- **Data lines**:
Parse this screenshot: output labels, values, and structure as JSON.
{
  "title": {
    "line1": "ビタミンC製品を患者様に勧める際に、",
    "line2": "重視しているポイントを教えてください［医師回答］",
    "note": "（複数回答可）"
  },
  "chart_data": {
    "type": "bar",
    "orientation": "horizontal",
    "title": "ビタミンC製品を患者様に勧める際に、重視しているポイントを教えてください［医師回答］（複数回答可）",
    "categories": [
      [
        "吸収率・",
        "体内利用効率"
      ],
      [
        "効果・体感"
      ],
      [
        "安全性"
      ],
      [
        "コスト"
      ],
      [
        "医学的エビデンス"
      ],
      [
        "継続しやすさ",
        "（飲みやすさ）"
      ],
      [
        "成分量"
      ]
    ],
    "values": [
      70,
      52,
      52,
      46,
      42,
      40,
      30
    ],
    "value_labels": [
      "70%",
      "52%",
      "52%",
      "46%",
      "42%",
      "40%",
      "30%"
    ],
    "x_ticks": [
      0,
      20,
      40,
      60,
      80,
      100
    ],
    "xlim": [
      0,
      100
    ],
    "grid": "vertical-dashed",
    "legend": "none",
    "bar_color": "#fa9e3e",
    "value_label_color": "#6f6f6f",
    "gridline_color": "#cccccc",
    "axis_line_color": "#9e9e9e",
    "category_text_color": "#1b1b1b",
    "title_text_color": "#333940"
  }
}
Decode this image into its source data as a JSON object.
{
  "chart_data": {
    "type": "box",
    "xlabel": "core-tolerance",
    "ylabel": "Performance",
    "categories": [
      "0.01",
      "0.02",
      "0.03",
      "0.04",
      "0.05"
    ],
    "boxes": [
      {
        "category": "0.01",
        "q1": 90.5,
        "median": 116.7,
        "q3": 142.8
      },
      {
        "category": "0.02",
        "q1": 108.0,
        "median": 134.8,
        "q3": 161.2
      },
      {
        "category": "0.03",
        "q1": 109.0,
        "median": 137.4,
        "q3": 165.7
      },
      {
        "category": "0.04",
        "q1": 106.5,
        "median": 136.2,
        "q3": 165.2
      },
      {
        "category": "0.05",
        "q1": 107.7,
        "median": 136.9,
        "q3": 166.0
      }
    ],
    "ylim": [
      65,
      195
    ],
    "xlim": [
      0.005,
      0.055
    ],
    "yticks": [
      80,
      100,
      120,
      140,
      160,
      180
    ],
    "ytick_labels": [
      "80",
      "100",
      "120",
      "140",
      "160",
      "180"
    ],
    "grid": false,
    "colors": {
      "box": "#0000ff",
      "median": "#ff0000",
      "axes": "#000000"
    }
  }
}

- **Exercise prompt**: Print the complete listing again, exactly as it stands.

- **Response for this exercise**:
Parse this screenshot: output labels, values, and structure as JSON.
{
  "title": {
    "line1": "ビタミンC製品を患者様に勧める際に、",
    "line2": "重視しているポイントを教えてください［医師回答］",
    "note": "（複数回答可）"
  },
  "chart_data": {
    "type": "bar",
    "orientation": "horizontal",
    "title": "ビタミンC製品を患者様に勧める際に、重視しているポイントを教えてください［医師回答］（複数回答可）",
    "categories": [
      [
        "吸収率・",
        "体内利用効率"
      ],
      [
        "効果・体感"
      ],
      [
        "安全性"
      ],
      [
        "コスト"
      ],
      [
        "医学的エビデンス"
      ],
      [
        "継続しやすさ",
        "（飲みやすさ）"
      ],
      [
        "成分量"
      ]
    ],
    "values": [
      70,
      52,
      52,
      46,
      42,
      40,
      30
    ],
    "value_labels": [
      "70%",
      "52%",
      "52%",
      "46%",
      "42%",
      "40%",
      "30%"
    ],
    "x_ticks": [
      0,
      20,
      40,
      60,
      80,
      100
    ],
    "xlim": [
      0,
      100
    ],
    "grid": "vertical-dashed",
    "legend": "none",
    "bar_color": "#fa9e3e",
    "value_label_color": "#6f6f6f",
    "gridline_color": "#cccccc",
    "axis_line_color": "#9e9e9e",
    "category_text_color": "#1b1b1b",
    "title_text_color": "#333940"
  }
}
Decode this image into its source data as a JSON object.
{
  "chart_data": {
    "type": "box",
    "xlabel": "core-tolerance",
    "ylabel": "Performance",
    "categories": [
      "0.01",
      "0.02",
      "0.03",
      "0.04",
      "0.05"
    ],
    "boxes": [
      {
        "category": "0.01",
        "q1": 90.5,
        "median": 116.7,
        "q3": 142.8
      },
      {
        "category": "0.02",
        "q1": 108.0,
        "median": 134.8,
        "q3": 161.2
      },
      {
        "category": "0.03",
        "q1": 109.0,
        "median": 137.4,
        "q3": 165.7
      },
      {
        "category": "0.04",
        "q1": 106.5,
        "median": 136.2,
        "q3": 165.2
      },
      {
        "category": "0.05",
        "q1": 107.7,
        "median": 136.9,
        "q3": 166.0
      }
    ],
    "ylim": [
      65,
      195
    ],
    "xlim": [
      0.005,
      0.055
    ],
    "yticks": [
      80,
      100,
      120,
      140,
      160,
      180
    ],
    "ytick_labels": [
      "80",
      "100",
      "120",
      "140",
      "160",
      "180"
    ],
    "grid": false,
    "colors": {
      "box": "#0000ff",
      "median": "#ff0000",
      "axes": "#000000"
    }
  }
}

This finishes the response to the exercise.